= EXERCISE GOAL =
Set the pictures aside and set down only the lines from the line holding "Transcribe the text in this document." through the end of the entries below, ends included.

= RECORDS FOR THE TASK =
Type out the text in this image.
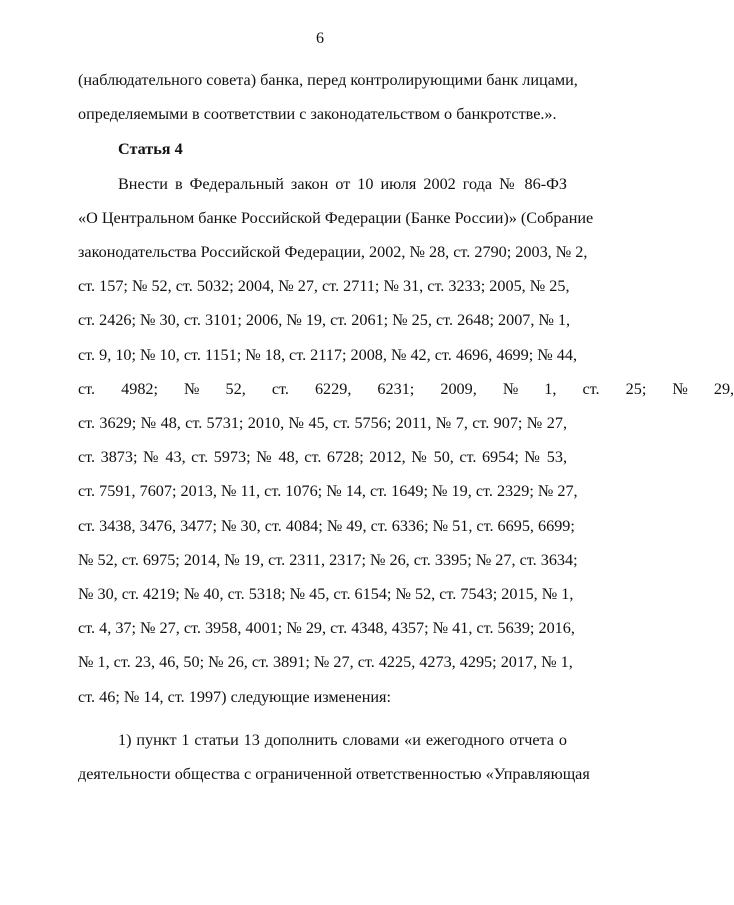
6
(наблюдательного совета) банка, перед контролирующими банк лицами,
определяемыми в соответствии с законодательством о банкротстве.».
Статья 4
Внести в Федеральный закон от 10 июля 2002 года № 86-ФЗ
«О Центральном банке Российской Федерации (Банке России)» (Собрание
законодательства Российской Федерации, 2002, № 28, ст. 2790; 2003, № 2,
ст. 157; № 52, ст. 5032; 2004, № 27, ст. 2711; № 31, ст. 3233; 2005, № 25,
ст. 2426; № 30, ст. 3101; 2006, № 19, ст. 2061; № 25, ст. 2648; 2007, № 1,
ст. 9, 10; № 10, ст. 1151; № 18, ст. 2117; 2008, № 42, ст. 4696, 4699; № 44,
ст. 4982; № 52, ст. 6229, 6231; 2009, № 1, ст. 25; № 29,
ст. 3629; № 48, ст. 5731; 2010, № 45, ст. 5756; 2011, № 7, ст. 907; № 27,
ст. 3873; № 43, ст. 5973; № 48, ст. 6728; 2012, № 50, ст. 6954; № 53,
ст. 7591, 7607; 2013, № 11, ст. 1076; № 14, ст. 1649; № 19, ст. 2329; № 27,
ст. 3438, 3476, 3477; № 30, ст. 4084; № 49, ст. 6336; № 51, ст. 6695, 6699;
№ 52, ст. 6975; 2014, № 19, ст. 2311, 2317; № 26, ст. 3395; № 27, ст. 3634;
№ 30, ст. 4219; № 40, ст. 5318; № 45, ст. 6154; № 52, ст. 7543; 2015, № 1,
ст. 4, 37; № 27, ст. 3958, 4001; № 29, ст. 4348, 4357; № 41, ст. 5639; 2016,
№ 1, ст. 23, 46, 50; № 26, ст. 3891; № 27, ст. 4225, 4273, 4295; 2017, № 1,
ст. 46; № 14, ст. 1997) следующие изменения:
1) пункт 1 статьи 13 дополнить словами «и ежегодного отчета о
деятельности общества с ограниченной ответственностью «Управляющая
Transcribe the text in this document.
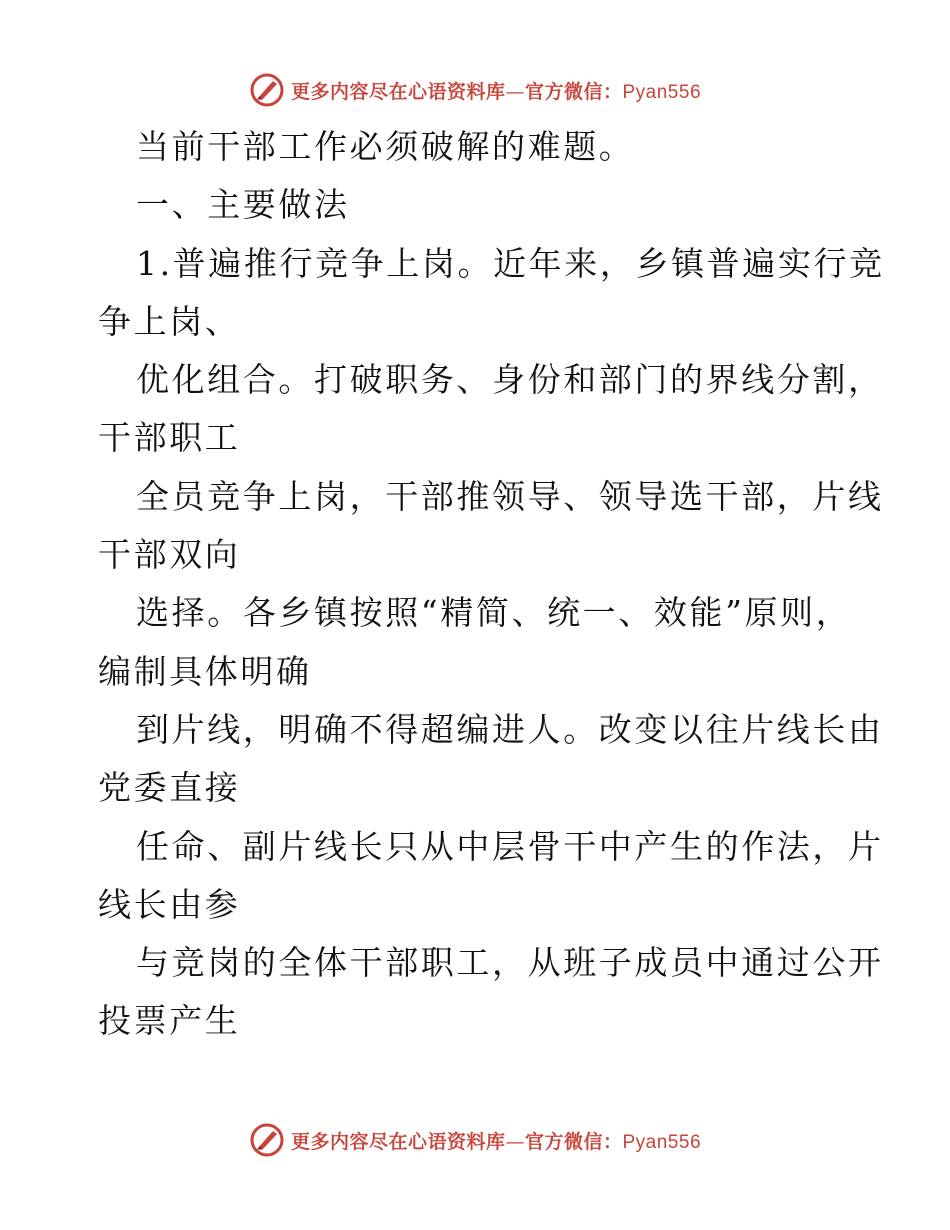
更多内容尽在心语资料库—官方微信：Pyan556
当前干部工作必须破解的难题。
一、主要做法
1.普遍推行竞争上岗。近年来，乡镇普遍实行竞
争上岗、
优化组合。打破职务、身份和部门的界线分割，
干部职工
全员竞争上岗，干部推领导、领导选干部，片线
干部双向
选择。各乡镇按照“精简、统一、效能”原则，
编制具体明确
到片线，明确不得超编进人。改变以往片线长由
党委直接
任命、副片线长只从中层骨干中产生的作法，片
线长由参
与竞岗的全体干部职工，从班子成员中通过公开
投票产生
更多内容尽在心语资料库—官方微信：Pyan556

= WRITTEN RESPONSE =
Transcribe the text in this document.
更多内容尽在心语资料库—官方微信：Pyan556
当前干部工作必须破解的难题。
一、主要做法
1.普遍推行竞争上岗。近年来，乡镇普遍实行竞
争上岗、
优化组合。打破职务、身份和部门的界线分割，
干部职工
全员竞争上岗，干部推领导、领导选干部，片线
干部双向
选择。各乡镇按照“精简、统一、效能”原则，
编制具体明确
到片线，明确不得超编进人。改变以往片线长由
党委直接
任命、副片线长只从中层骨干中产生的作法，片
线长由参
与竞岗的全体干部职工，从班子成员中通过公开
投票产生
更多内容尽在心语资料库—官方微信：Pyan556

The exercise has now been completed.